Task details: Quote each record exactly, please, leaving none out.

Exercise material:
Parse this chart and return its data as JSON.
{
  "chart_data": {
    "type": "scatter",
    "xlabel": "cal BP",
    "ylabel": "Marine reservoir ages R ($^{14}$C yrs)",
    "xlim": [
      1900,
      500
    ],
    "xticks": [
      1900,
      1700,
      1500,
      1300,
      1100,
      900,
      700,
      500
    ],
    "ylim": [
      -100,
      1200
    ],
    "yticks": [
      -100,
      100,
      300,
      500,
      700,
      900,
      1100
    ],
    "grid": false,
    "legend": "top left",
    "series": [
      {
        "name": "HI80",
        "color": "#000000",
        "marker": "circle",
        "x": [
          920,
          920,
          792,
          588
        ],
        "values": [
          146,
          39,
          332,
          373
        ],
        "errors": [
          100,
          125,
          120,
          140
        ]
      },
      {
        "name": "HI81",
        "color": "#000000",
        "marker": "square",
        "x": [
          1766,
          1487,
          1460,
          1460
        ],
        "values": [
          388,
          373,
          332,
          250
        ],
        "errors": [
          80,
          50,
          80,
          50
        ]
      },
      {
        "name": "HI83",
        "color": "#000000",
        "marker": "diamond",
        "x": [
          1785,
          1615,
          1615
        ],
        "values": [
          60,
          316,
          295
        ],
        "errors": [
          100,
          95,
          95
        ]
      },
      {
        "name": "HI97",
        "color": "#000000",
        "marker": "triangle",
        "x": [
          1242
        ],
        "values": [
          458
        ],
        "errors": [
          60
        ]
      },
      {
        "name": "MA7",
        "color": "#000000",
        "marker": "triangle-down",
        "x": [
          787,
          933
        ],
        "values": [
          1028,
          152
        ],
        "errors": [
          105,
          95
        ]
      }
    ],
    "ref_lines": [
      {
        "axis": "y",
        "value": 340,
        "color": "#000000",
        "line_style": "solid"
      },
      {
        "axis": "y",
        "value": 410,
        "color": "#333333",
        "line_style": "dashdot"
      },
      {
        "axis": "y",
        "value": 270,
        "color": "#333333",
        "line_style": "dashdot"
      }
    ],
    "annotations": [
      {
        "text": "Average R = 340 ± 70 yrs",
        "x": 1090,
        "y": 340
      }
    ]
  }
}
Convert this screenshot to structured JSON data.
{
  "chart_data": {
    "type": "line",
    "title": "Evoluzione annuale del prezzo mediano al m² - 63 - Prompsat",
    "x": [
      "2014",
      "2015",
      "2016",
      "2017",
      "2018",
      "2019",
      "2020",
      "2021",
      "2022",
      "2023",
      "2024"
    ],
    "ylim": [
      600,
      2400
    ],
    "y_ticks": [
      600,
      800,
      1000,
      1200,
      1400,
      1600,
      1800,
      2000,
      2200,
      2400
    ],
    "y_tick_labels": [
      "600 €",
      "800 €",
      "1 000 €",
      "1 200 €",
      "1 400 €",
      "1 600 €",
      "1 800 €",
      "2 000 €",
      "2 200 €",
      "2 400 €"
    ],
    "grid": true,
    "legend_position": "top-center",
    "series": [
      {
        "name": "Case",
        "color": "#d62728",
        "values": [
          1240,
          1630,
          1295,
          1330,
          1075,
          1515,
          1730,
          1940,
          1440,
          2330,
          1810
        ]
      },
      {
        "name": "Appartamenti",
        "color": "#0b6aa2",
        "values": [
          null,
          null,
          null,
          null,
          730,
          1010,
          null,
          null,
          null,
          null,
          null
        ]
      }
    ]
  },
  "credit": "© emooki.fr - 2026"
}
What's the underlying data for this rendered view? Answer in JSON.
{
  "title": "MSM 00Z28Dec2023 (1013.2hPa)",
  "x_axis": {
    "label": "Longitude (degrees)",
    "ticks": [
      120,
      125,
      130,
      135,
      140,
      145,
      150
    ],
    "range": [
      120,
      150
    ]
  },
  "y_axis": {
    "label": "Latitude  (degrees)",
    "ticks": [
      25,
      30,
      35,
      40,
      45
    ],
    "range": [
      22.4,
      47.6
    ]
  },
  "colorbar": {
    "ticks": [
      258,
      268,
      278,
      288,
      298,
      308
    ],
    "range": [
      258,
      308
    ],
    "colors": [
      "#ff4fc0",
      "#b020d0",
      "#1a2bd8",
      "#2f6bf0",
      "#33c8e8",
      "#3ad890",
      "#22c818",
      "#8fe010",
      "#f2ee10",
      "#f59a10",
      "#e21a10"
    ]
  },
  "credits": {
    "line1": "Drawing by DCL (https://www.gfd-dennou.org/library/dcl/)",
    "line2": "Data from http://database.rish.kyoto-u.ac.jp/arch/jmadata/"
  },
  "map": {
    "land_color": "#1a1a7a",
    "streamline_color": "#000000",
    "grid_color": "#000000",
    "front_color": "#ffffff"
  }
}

Correct answer:
Parse this chart and return its data as JSON.
{
  "chart_data": {
    "type": "scatter",
    "xlabel": "cal BP",
    "ylabel": "Marine reservoir ages R ($^{14}$C yrs)",
    "xlim": [
      1900,
      500
    ],
    "xticks": [
      1900,
      1700,
      1500,
      1300,
      1100,
      900,
      700,
      500
    ],
    "ylim": [
      -100,
      1200
    ],
    "yticks": [
      -100,
      100,
      300,
      500,
      700,
      900,
      1100
    ],
    "grid": false,
    "legend": "top left",
    "series": [
      {
        "name": "HI80",
        "color": "#000000",
        "marker": "circle",
        "x": [
          920,
          920,
          792,
          588
        ],
        "values": [
          146,
          39,
          332,
          373
        ],
        "errors": [
          100,
          125,
          120,
          140
        ]
      },
      {
        "name": "HI81",
        "color": "#000000",
        "marker": "square",
        "x": [
          1766,
          1487,
          1460,
          1460
        ],
        "values": [
          388,
          373,
          332,
          250
        ],
        "errors": [
          80,
          50,
          80,
          50
        ]
      },
      {
        "name": "HI83",
        "color": "#000000",
        "marker": "diamond",
        "x": [
          1785,
          1615,
          1615
        ],
        "values": [
          60,
          316,
          295
        ],
        "errors": [
          100,
          95,
          95
        ]
      },
      {
        "name": "HI97",
        "color": "#000000",
        "marker": "triangle",
        "x": [
          1242
        ],
        "values": [
          458
        ],
        "errors": [
          60
        ]
      },
      {
        "name": "MA7",
        "color": "#000000",
        "marker": "triangle-down",
        "x": [
          787,
          933
        ],
        "values": [
          1028,
          152
        ],
        "errors": [
          105,
          95
        ]
      }
    ],
    "ref_lines": [
      {
        "axis": "y",
        "value": 340,
        "color": "#000000",
        "line_style": "solid"
      },
      {
        "axis": "y",
        "value": 410,
        "color": "#333333",
        "line_style": "dashdot"
      },
      {
        "axis": "y",
        "value": 270,
        "color": "#333333",
        "line_style": "dashdot"
      }
    ],
    "annotations": [
      {
        "text": "Average R = 340 ± 70 yrs",
        "x": 1090,
        "y": 340
      }
    ]
  }
}
Convert this screenshot to structured JSON data.
{
  "chart_data": {
    "type": "line",
    "title": "Evoluzione annuale del prezzo mediano al m² - 63 - Prompsat",
    "x": [
      "2014",
      "2015",
      "2016",
      "2017",
      "2018",
      "2019",
      "2020",
      "2021",
      "2022",
      "2023",
      "2024"
    ],
    "ylim": [
      600,
      2400
    ],
    "y_ticks": [
      600,
      800,
      1000,
      1200,
      1400,
      1600,
      1800,
      2000,
      2200,
      2400
    ],
    "y_tick_labels": [
      "600 €",
      "800 €",
      "1 000 €",
      "1 200 €",
      "1 400 €",
      "1 600 €",
      "1 800 €",
      "2 000 €",
      "2 200 €",
      "2 400 €"
    ],
    "grid": true,
    "legend_position": "top-center",
    "series": [
      {
        "name": "Case",
        "color": "#d62728",
        "values": [
          1240,
          1630,
          1295,
          1330,
          1075,
          1515,
          1730,
          1940,
          1440,
          2330,
          1810
        ]
      },
      {
        "name": "Appartamenti",
        "color": "#0b6aa2",
        "values": [
          null,
          null,
          null,
          null,
          730,
          1010,
          null,
          null,
          null,
          null,
          null
        ]
      }
    ]
  },
  "credit": "© emooki.fr - 2026"
}
What's the underlying data for this rendered view? Answer in JSON.
{
  "title": "MSM 00Z28Dec2023 (1013.2hPa)",
  "x_axis": {
    "label": "Longitude (degrees)",
    "ticks": [
      120,
      125,
      130,
      135,
      140,
      145,
      150
    ],
    "range": [
      120,
      150
    ]
  },
  "y_axis": {
    "label": "Latitude  (degrees)",
    "ticks": [
      25,
      30,
      35,
      40,
      45
    ],
    "range": [
      22.4,
      47.6
    ]
  },
  "colorbar": {
    "ticks": [
      258,
      268,
      278,
      288,
      298,
      308
    ],
    "range": [
      258,
      308
    ],
    "colors": [
      "#ff4fc0",
      "#b020d0",
      "#1a2bd8",
      "#2f6bf0",
      "#33c8e8",
      "#3ad890",
      "#22c818",
      "#8fe010",
      "#f2ee10",
      "#f59a10",
      "#e21a10"
    ]
  },
  "credits": {
    "line1": "Drawing by DCL (https://www.gfd-dennou.org/library/dcl/)",
    "line2": "Data from http://database.rish.kyoto-u.ac.jp/arch/jmadata/"
  },
  "map": {
    "land_color": "#1a1a7a",
    "streamline_color": "#000000",
    "grid_color": "#000000",
    "front_color": "#ffffff"
  }
}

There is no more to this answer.